◆ YOUR TASK
Reproduce every record below exactly as written, leaving out any pictures.

◆ DATA PROVIDED
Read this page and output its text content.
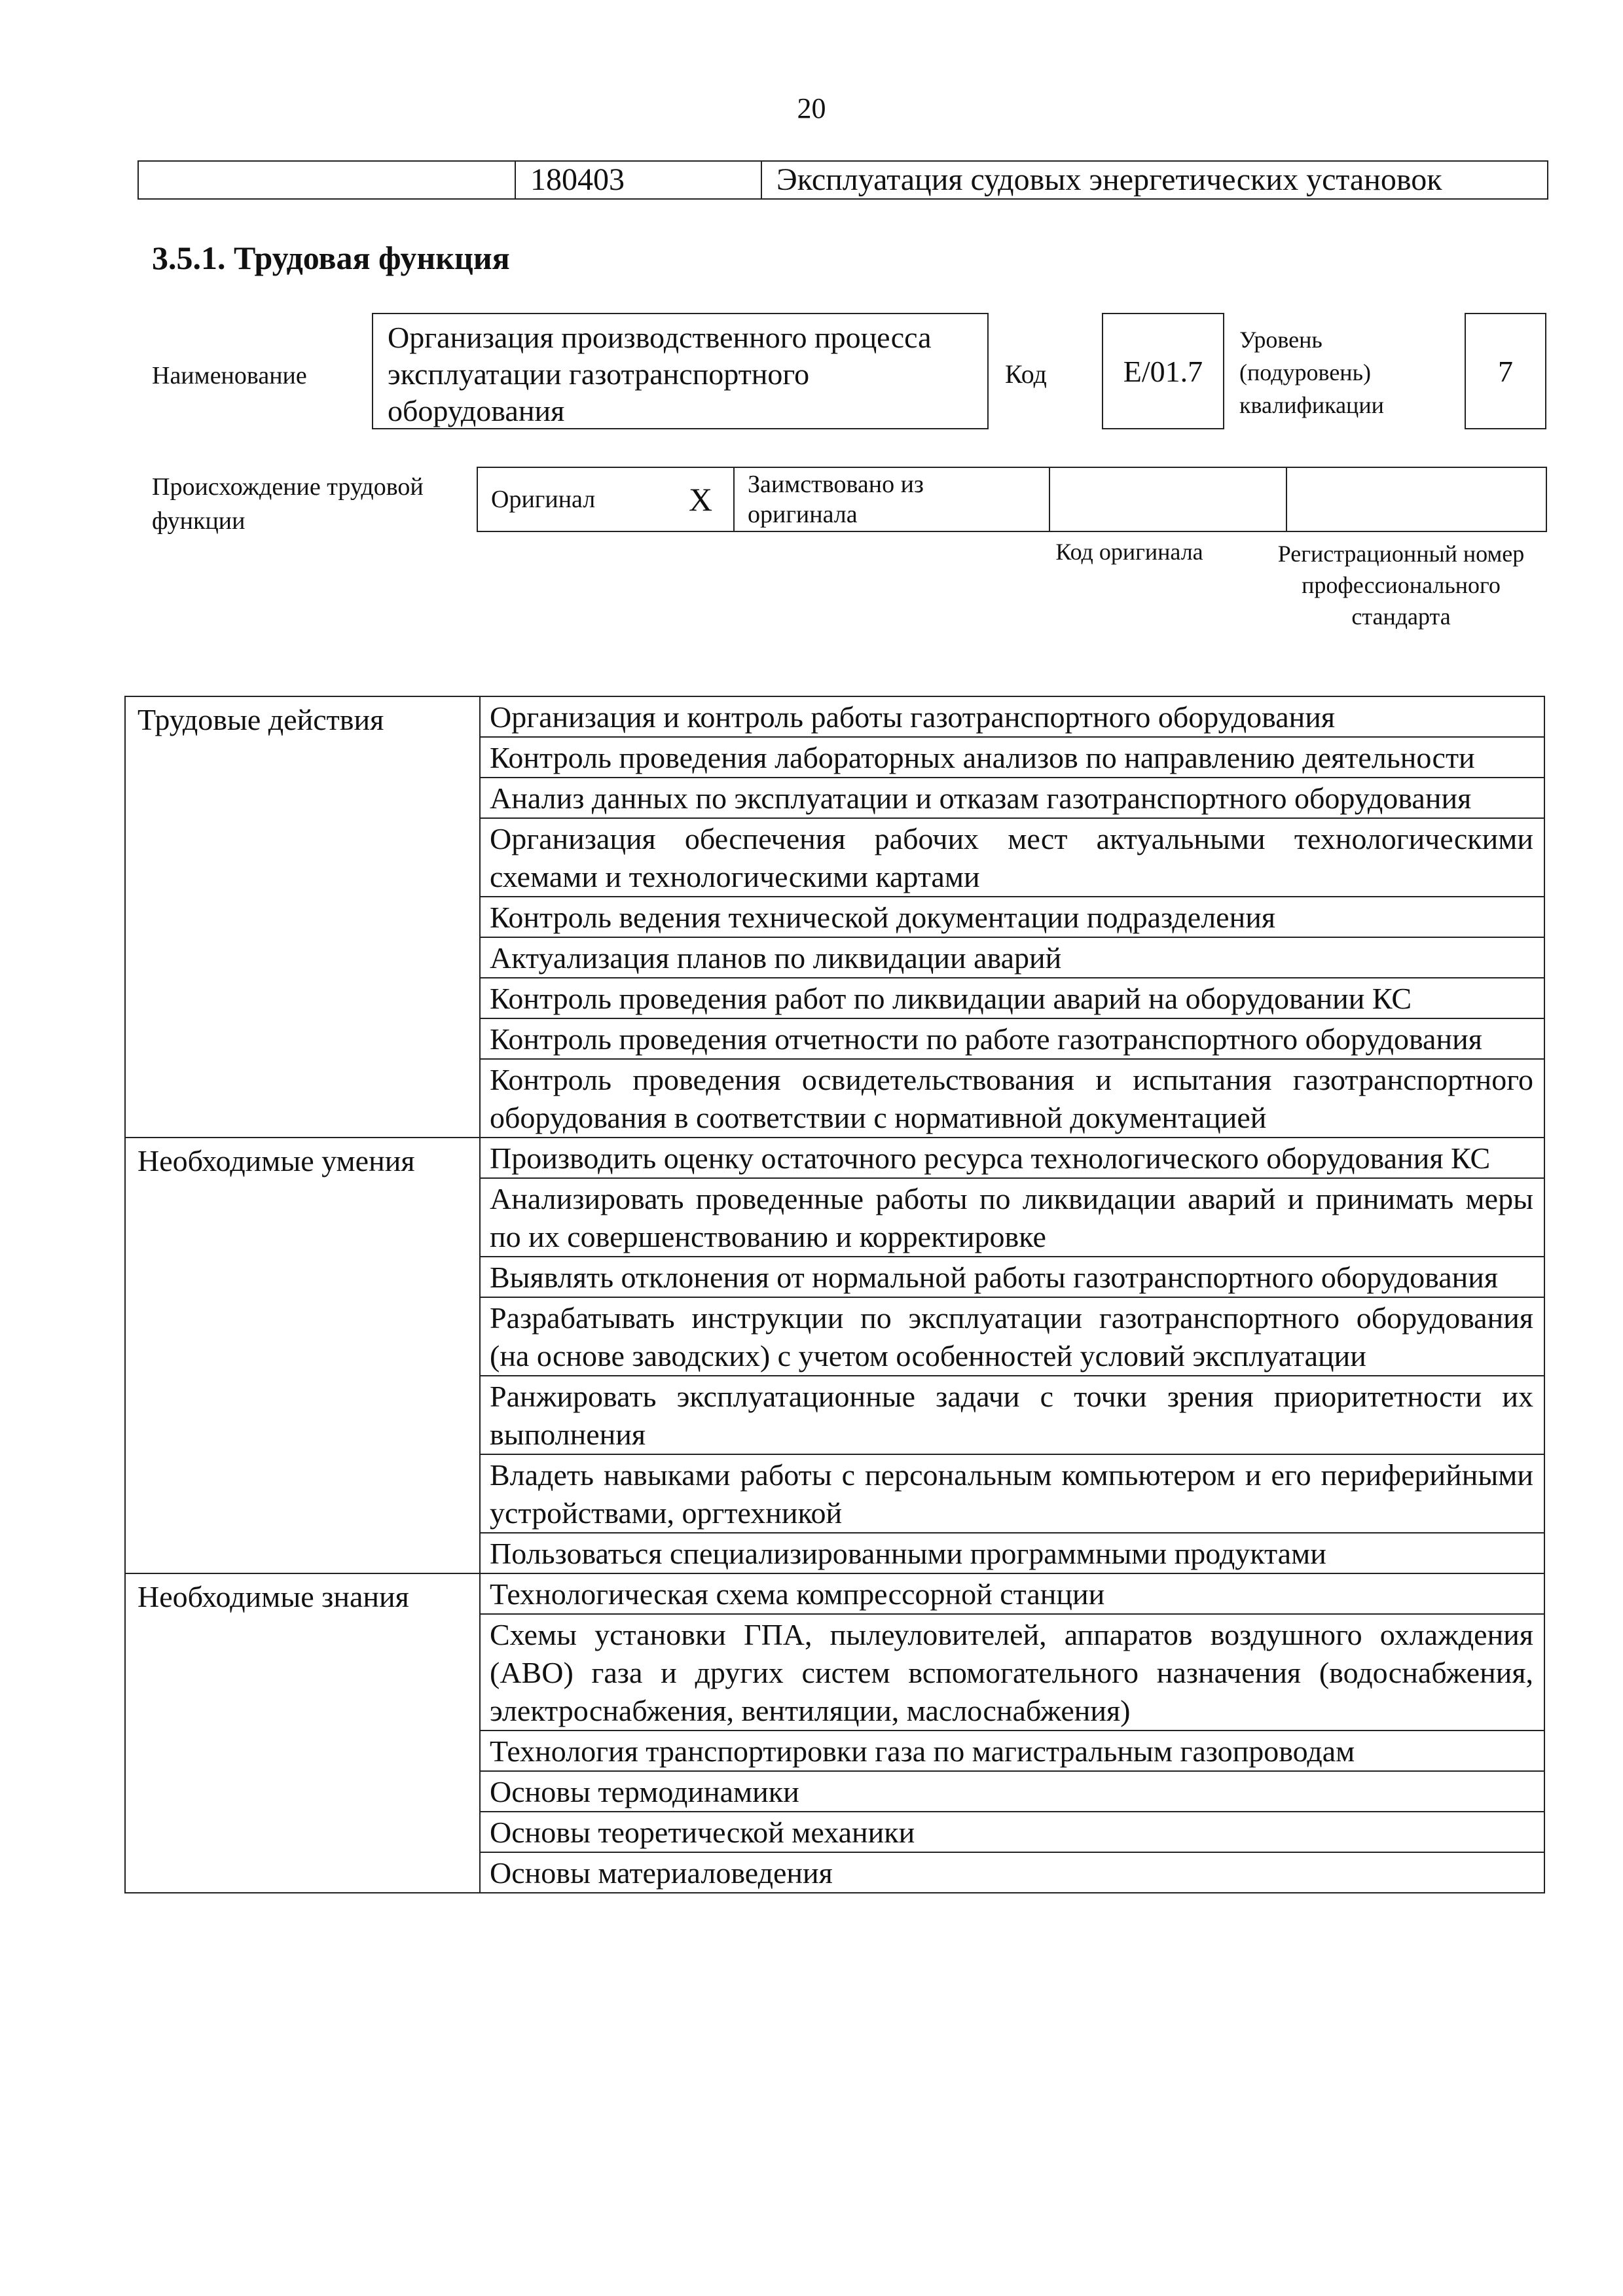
20
	180403	Эксплуатация судовых энергетических установок
3.5.1. Трудовая функция
Наименование
Организация производственного процесса эксплуатации газотранспортного оборудования
Код	E/01.7
Уровень (подуровень) квалификации
7
Происхождение трудовой функции
Оригинал	X	Заимствовано из оригинала		
Код оригинала	Регистрационный номер профессионального стандарта
Трудовые действия	Организация и контроль работы газотранспортного оборудования
	Контроль проведения лабораторных анализов по направлению деятельности
	Анализ данных по эксплуатации и отказам газотранспортного оборудования
	Организация обеспечения рабочих мест актуальными технологическими схемами и технологическими картами
	Контроль ведения технической документации подразделения
	Актуализация планов по ликвидации аварий
	Контроль проведения работ по ликвидации аварий на оборудовании КС
	Контроль проведения отчетности по работе газотранспортного оборудования
	Контроль проведения освидетельствования и испытания газотранспортного оборудования в соответствии с нормативной документацией
Необходимые умения	Производить оценку остаточного ресурса технологического оборудования КС
	Анализировать проведенные работы по ликвидации аварий и принимать меры по их совершенствованию и корректировке
	Выявлять отклонения от нормальной работы газотранспортного оборудования
	Разрабатывать инструкции по эксплуатации газотранспортного оборудования (на основе заводских) с учетом особенностей условий эксплуатации
	Ранжировать эксплуатационные задачи с точки зрения приоритетности их выполнения
	Владеть навыками работы с персональным компьютером и его периферийными устройствами, оргтехникой
	Пользоваться специализированными программными продуктами
Необходимые знания	Технологическая схема компрессорной станции
	Схемы установки ГПА, пылеуловителей, аппаратов воздушного охлаждения (АВО) газа и других систем вспомогательного назначения (водоснабжения, электроснабжения, вентиляции, маслоснабжения)
	Технология транспортировки газа по магистральным газопроводам
	Основы термодинамики
	Основы теоретической механики
	Основы материаловедения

◆ SOLVED EXERCISE
Read this page and output its text content.
20
	180403	Эксплуатация судовых энергетических установок
3.5.1. Трудовая функция
Наименование
Организация производственного процесса эксплуатации газотранспортного оборудования
Код	E/01.7
Уровень (подуровень) квалификации
7
Происхождение трудовой функции
Оригинал	X	Заимствовано из оригинала		
Код оригинала	Регистрационный номер профессионального стандарта
Трудовые действия	Организация и контроль работы газотранспортного оборудования
	Контроль проведения лабораторных анализов по направлению деятельности
	Анализ данных по эксплуатации и отказам газотранспортного оборудования
	Организация обеспечения рабочих мест актуальными технологическими схемами и технологическими картами
	Контроль ведения технической документации подразделения
	Актуализация планов по ликвидации аварий
	Контроль проведения работ по ликвидации аварий на оборудовании КС
	Контроль проведения отчетности по работе газотранспортного оборудования
	Контроль проведения освидетельствования и испытания газотранспортного оборудования в соответствии с нормативной документацией
Необходимые умения	Производить оценку остаточного ресурса технологического оборудования КС
	Анализировать проведенные работы по ликвидации аварий и принимать меры по их совершенствованию и корректировке
	Выявлять отклонения от нормальной работы газотранспортного оборудования
	Разрабатывать инструкции по эксплуатации газотранспортного оборудования (на основе заводских) с учетом особенностей условий эксплуатации
	Ранжировать эксплуатационные задачи с точки зрения приоритетности их выполнения
	Владеть навыками работы с персональным компьютером и его периферийными устройствами, оргтехникой
	Пользоваться специализированными программными продуктами
Необходимые знания	Технологическая схема компрессорной станции
	Схемы установки ГПА, пылеуловителей, аппаратов воздушного охлаждения (АВО) газа и других систем вспомогательного назначения (водоснабжения, электроснабжения, вентиляции, маслоснабжения)
	Технология транспортировки газа по магистральным газопроводам
	Основы термодинамики
	Основы теоретической механики
	Основы материаловедения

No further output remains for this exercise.